Input for this task —
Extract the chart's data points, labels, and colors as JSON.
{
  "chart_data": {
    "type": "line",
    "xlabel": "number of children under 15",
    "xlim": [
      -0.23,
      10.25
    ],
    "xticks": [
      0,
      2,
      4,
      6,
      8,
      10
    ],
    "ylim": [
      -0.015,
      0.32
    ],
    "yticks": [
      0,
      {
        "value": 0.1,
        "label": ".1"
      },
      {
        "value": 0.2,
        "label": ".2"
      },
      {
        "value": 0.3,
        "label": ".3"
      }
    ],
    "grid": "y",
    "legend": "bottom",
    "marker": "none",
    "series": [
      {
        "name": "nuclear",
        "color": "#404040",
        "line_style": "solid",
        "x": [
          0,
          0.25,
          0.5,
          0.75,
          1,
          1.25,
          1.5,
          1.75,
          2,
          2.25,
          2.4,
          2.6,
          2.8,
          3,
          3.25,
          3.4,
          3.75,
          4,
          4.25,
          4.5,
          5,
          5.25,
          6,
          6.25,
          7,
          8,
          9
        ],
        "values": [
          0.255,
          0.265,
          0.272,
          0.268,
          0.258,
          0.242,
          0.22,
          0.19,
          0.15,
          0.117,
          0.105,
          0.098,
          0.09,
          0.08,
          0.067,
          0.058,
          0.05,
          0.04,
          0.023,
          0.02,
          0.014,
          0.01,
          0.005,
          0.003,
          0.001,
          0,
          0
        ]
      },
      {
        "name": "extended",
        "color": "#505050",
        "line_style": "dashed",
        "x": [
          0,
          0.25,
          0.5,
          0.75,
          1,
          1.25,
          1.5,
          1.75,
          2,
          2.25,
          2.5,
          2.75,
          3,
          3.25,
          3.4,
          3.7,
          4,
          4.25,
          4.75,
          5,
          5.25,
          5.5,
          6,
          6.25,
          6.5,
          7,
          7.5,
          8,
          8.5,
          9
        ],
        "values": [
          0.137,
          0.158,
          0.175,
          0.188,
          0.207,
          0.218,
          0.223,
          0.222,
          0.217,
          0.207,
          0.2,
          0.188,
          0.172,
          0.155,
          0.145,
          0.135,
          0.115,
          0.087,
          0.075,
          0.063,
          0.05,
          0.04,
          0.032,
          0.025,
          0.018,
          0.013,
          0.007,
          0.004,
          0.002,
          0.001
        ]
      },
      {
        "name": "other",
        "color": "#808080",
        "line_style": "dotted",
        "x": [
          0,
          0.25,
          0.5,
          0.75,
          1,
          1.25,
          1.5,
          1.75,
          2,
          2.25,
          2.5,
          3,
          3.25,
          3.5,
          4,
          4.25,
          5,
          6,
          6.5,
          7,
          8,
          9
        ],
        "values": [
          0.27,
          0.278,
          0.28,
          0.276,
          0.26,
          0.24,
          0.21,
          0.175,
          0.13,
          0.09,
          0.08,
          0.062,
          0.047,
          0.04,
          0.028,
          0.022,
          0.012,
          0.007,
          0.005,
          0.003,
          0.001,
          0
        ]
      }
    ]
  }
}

Stated exercise —
Go through the listing and copy all of it exactly.

Solution for this task —
Extract the chart's data points, labels, and colors as JSON.
{
  "chart_data": {
    "type": "line",
    "xlabel": "number of children under 15",
    "xlim": [
      -0.23,
      10.25
    ],
    "xticks": [
      0,
      2,
      4,
      6,
      8,
      10
    ],
    "ylim": [
      -0.015,
      0.32
    ],
    "yticks": [
      0,
      {
        "value": 0.1,
        "label": ".1"
      },
      {
        "value": 0.2,
        "label": ".2"
      },
      {
        "value": 0.3,
        "label": ".3"
      }
    ],
    "grid": "y",
    "legend": "bottom",
    "marker": "none",
    "series": [
      {
        "name": "nuclear",
        "color": "#404040",
        "line_style": "solid",
        "x": [
          0,
          0.25,
          0.5,
          0.75,
          1,
          1.25,
          1.5,
          1.75,
          2,
          2.25,
          2.4,
          2.6,
          2.8,
          3,
          3.25,
          3.4,
          3.75,
          4,
          4.25,
          4.5,
          5,
          5.25,
          6,
          6.25,
          7,
          8,
          9
        ],
        "values": [
          0.255,
          0.265,
          0.272,
          0.268,
          0.258,
          0.242,
          0.22,
          0.19,
          0.15,
          0.117,
          0.105,
          0.098,
          0.09,
          0.08,
          0.067,
          0.058,
          0.05,
          0.04,
          0.023,
          0.02,
          0.014,
          0.01,
          0.005,
          0.003,
          0.001,
          0,
          0
        ]
      },
      {
        "name": "extended",
        "color": "#505050",
        "line_style": "dashed",
        "x": [
          0,
          0.25,
          0.5,
          0.75,
          1,
          1.25,
          1.5,
          1.75,
          2,
          2.25,
          2.5,
          2.75,
          3,
          3.25,
          3.4,
          3.7,
          4,
          4.25,
          4.75,
          5,
          5.25,
          5.5,
          6,
          6.25,
          6.5,
          7,
          7.5,
          8,
          8.5,
          9
        ],
        "values": [
          0.137,
          0.158,
          0.175,
          0.188,
          0.207,
          0.218,
          0.223,
          0.222,
          0.217,
          0.207,
          0.2,
          0.188,
          0.172,
          0.155,
          0.145,
          0.135,
          0.115,
          0.087,
          0.075,
          0.063,
          0.05,
          0.04,
          0.032,
          0.025,
          0.018,
          0.013,
          0.007,
          0.004,
          0.002,
          0.001
        ]
      },
      {
        "name": "other",
        "color": "#808080",
        "line_style": "dotted",
        "x": [
          0,
          0.25,
          0.5,
          0.75,
          1,
          1.25,
          1.5,
          1.75,
          2,
          2.25,
          2.5,
          3,
          3.25,
          3.5,
          4,
          4.25,
          5,
          6,
          6.5,
          7,
          8,
          9
        ],
        "values": [
          0.27,
          0.278,
          0.28,
          0.276,
          0.26,
          0.24,
          0.21,
          0.175,
          0.13,
          0.09,
          0.08,
          0.062,
          0.047,
          0.04,
          0.028,
          0.022,
          0.012,
          0.007,
          0.005,
          0.003,
          0.001,
          0
        ]
      }
    ]
  }
}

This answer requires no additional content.